Saved data entries:
= = = =

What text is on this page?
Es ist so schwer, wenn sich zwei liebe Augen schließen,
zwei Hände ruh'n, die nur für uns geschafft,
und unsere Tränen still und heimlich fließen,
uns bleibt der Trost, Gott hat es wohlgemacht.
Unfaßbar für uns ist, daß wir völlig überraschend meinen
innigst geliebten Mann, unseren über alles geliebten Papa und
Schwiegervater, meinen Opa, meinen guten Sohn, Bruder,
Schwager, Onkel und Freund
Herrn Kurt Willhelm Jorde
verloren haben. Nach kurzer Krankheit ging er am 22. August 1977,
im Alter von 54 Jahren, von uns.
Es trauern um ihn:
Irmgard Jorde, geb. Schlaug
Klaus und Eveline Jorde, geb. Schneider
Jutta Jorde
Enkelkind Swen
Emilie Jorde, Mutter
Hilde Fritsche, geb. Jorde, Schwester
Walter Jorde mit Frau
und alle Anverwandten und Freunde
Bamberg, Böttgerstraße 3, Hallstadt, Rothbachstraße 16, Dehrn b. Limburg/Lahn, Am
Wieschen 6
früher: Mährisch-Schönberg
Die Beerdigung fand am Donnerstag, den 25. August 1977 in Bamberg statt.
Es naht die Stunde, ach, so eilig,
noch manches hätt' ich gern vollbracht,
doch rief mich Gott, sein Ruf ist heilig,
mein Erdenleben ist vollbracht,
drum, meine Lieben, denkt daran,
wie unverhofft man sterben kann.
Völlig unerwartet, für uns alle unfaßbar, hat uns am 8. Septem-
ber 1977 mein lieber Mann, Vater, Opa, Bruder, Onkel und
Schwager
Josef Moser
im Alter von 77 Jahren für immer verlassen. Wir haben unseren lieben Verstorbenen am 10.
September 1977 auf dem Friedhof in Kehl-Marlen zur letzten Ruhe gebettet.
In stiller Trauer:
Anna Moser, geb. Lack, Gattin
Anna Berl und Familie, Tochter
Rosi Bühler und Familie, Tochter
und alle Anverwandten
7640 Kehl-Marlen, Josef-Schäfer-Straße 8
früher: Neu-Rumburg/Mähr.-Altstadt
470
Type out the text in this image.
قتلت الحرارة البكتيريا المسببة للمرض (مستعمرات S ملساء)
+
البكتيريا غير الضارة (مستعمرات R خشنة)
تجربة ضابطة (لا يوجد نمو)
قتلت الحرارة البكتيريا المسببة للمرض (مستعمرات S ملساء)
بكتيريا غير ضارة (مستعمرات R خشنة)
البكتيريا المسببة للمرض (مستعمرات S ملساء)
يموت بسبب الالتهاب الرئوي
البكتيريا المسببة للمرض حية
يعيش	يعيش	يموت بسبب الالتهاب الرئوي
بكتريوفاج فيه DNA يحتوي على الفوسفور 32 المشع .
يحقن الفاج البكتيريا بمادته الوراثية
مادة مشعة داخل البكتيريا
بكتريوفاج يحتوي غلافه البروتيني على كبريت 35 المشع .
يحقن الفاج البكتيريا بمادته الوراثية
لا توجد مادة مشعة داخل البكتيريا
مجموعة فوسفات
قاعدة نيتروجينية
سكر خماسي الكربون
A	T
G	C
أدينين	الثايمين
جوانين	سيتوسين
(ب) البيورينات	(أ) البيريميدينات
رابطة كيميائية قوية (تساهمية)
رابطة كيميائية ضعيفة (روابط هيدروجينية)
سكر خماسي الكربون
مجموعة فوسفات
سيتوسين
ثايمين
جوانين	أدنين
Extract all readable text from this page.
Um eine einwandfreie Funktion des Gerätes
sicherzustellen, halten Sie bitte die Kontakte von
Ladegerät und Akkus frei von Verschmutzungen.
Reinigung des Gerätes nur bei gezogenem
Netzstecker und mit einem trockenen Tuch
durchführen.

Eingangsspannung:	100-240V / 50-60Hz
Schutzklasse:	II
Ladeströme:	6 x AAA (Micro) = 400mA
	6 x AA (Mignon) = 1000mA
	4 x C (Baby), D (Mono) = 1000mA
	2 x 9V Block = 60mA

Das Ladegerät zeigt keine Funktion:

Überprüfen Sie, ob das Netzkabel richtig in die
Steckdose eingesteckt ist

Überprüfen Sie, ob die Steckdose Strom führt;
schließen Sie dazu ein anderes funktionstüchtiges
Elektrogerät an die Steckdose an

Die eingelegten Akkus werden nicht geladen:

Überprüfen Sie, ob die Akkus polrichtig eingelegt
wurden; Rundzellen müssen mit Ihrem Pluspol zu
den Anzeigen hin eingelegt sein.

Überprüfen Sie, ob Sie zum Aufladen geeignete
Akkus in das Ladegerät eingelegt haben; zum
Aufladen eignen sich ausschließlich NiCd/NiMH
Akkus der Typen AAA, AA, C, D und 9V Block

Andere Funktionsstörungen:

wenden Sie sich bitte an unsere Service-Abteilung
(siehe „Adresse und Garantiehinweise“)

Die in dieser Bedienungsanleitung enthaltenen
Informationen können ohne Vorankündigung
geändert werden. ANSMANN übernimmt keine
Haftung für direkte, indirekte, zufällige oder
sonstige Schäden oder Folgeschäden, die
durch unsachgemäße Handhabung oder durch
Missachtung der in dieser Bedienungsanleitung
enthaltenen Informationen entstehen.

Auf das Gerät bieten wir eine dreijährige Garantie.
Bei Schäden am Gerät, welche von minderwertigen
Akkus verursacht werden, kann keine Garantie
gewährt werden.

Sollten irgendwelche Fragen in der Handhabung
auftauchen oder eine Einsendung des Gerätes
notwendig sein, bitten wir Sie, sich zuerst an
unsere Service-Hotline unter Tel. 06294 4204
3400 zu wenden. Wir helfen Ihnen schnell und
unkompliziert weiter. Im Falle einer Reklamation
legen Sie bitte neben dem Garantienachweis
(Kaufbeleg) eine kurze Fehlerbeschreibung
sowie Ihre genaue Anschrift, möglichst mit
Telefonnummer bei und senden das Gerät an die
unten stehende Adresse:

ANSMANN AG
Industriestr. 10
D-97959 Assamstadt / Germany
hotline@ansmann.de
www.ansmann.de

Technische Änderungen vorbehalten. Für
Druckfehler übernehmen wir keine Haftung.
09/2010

= = = =

Brief: Each line in the material above must be retyped without alteration.

Solved exercise:
What text is on this page?
Es ist so schwer, wenn sich zwei liebe Augen schließen,
zwei Hände ruh'n, die nur für uns geschafft,
und unsere Tränen still und heimlich fließen,
uns bleibt der Trost, Gott hat es wohlgemacht.
Unfaßbar für uns ist, daß wir völlig überraschend meinen
innigst geliebten Mann, unseren über alles geliebten Papa und
Schwiegervater, meinen Opa, meinen guten Sohn, Bruder,
Schwager, Onkel und Freund
Herrn Kurt Willhelm Jorde
verloren haben. Nach kurzer Krankheit ging er am 22. August 1977,
im Alter von 54 Jahren, von uns.
Es trauern um ihn:
Irmgard Jorde, geb. Schlaug
Klaus und Eveline Jorde, geb. Schneider
Jutta Jorde
Enkelkind Swen
Emilie Jorde, Mutter
Hilde Fritsche, geb. Jorde, Schwester
Walter Jorde mit Frau
und alle Anverwandten und Freunde
Bamberg, Böttgerstraße 3, Hallstadt, Rothbachstraße 16, Dehrn b. Limburg/Lahn, Am
Wieschen 6
früher: Mährisch-Schönberg
Die Beerdigung fand am Donnerstag, den 25. August 1977 in Bamberg statt.
Es naht die Stunde, ach, so eilig,
noch manches hätt' ich gern vollbracht,
doch rief mich Gott, sein Ruf ist heilig,
mein Erdenleben ist vollbracht,
drum, meine Lieben, denkt daran,
wie unverhofft man sterben kann.
Völlig unerwartet, für uns alle unfaßbar, hat uns am 8. Septem-
ber 1977 mein lieber Mann, Vater, Opa, Bruder, Onkel und
Schwager
Josef Moser
im Alter von 77 Jahren für immer verlassen. Wir haben unseren lieben Verstorbenen am 10.
September 1977 auf dem Friedhof in Kehl-Marlen zur letzten Ruhe gebettet.
In stiller Trauer:
Anna Moser, geb. Lack, Gattin
Anna Berl und Familie, Tochter
Rosi Bühler und Familie, Tochter
und alle Anverwandten
7640 Kehl-Marlen, Josef-Schäfer-Straße 8
früher: Neu-Rumburg/Mähr.-Altstadt
470
Type out the text in this image.
قتلت الحرارة البكتيريا المسببة للمرض (مستعمرات S ملساء)
+
البكتيريا غير الضارة (مستعمرات R خشنة)
تجربة ضابطة (لا يوجد نمو)
قتلت الحرارة البكتيريا المسببة للمرض (مستعمرات S ملساء)
بكتيريا غير ضارة (مستعمرات R خشنة)
البكتيريا المسببة للمرض (مستعمرات S ملساء)
يموت بسبب الالتهاب الرئوي
البكتيريا المسببة للمرض حية
يعيش	يعيش	يموت بسبب الالتهاب الرئوي
بكتريوفاج فيه DNA يحتوي على الفوسفور 32 المشع .
يحقن الفاج البكتيريا بمادته الوراثية
مادة مشعة داخل البكتيريا
بكتريوفاج يحتوي غلافه البروتيني على كبريت 35 المشع .
يحقن الفاج البكتيريا بمادته الوراثية
لا توجد مادة مشعة داخل البكتيريا
مجموعة فوسفات
قاعدة نيتروجينية
سكر خماسي الكربون
A	T
G	C
أدينين	الثايمين
جوانين	سيتوسين
(ب) البيورينات	(أ) البيريميدينات
رابطة كيميائية قوية (تساهمية)
رابطة كيميائية ضعيفة (روابط هيدروجينية)
سكر خماسي الكربون
مجموعة فوسفات
سيتوسين
ثايمين
جوانين	أدنين
Extract all readable text from this page.
Um eine einwandfreie Funktion des Gerätes
sicherzustellen, halten Sie bitte die Kontakte von
Ladegerät und Akkus frei von Verschmutzungen.
Reinigung des Gerätes nur bei gezogenem
Netzstecker und mit einem trockenen Tuch
durchführen.

Eingangsspannung:	100-240V / 50-60Hz
Schutzklasse:	II
Ladeströme:	6 x AAA (Micro) = 400mA
	6 x AA (Mignon) = 1000mA
	4 x C (Baby), D (Mono) = 1000mA
	2 x 9V Block = 60mA

Das Ladegerät zeigt keine Funktion:

Überprüfen Sie, ob das Netzkabel richtig in die
Steckdose eingesteckt ist

Überprüfen Sie, ob die Steckdose Strom führt;
schließen Sie dazu ein anderes funktionstüchtiges
Elektrogerät an die Steckdose an

Die eingelegten Akkus werden nicht geladen:

Überprüfen Sie, ob die Akkus polrichtig eingelegt
wurden; Rundzellen müssen mit Ihrem Pluspol zu
den Anzeigen hin eingelegt sein.

Überprüfen Sie, ob Sie zum Aufladen geeignete
Akkus in das Ladegerät eingelegt haben; zum
Aufladen eignen sich ausschließlich NiCd/NiMH
Akkus der Typen AAA, AA, C, D und 9V Block

Andere Funktionsstörungen:

wenden Sie sich bitte an unsere Service-Abteilung
(siehe „Adresse und Garantiehinweise“)

Die in dieser Bedienungsanleitung enthaltenen
Informationen können ohne Vorankündigung
geändert werden. ANSMANN übernimmt keine
Haftung für direkte, indirekte, zufällige oder
sonstige Schäden oder Folgeschäden, die
durch unsachgemäße Handhabung oder durch
Missachtung der in dieser Bedienungsanleitung
enthaltenen Informationen entstehen.

Auf das Gerät bieten wir eine dreijährige Garantie.
Bei Schäden am Gerät, welche von minderwertigen
Akkus verursacht werden, kann keine Garantie
gewährt werden.

Sollten irgendwelche Fragen in der Handhabung
auftauchen oder eine Einsendung des Gerätes
notwendig sein, bitten wir Sie, sich zuerst an
unsere Service-Hotline unter Tel. 06294 4204
3400 zu wenden. Wir helfen Ihnen schnell und
unkompliziert weiter. Im Falle einer Reklamation
legen Sie bitte neben dem Garantienachweis
(Kaufbeleg) eine kurze Fehlerbeschreibung
sowie Ihre genaue Anschrift, möglichst mit
Telefonnummer bei und senden das Gerät an die
unten stehende Adresse:

ANSMANN AG
Industriestr. 10
D-97959 Assamstadt / Germany
hotline@ansmann.de
www.ansmann.de

Technische Änderungen vorbehalten. Für
Druckfehler übernehmen wir keine Haftung.
09/2010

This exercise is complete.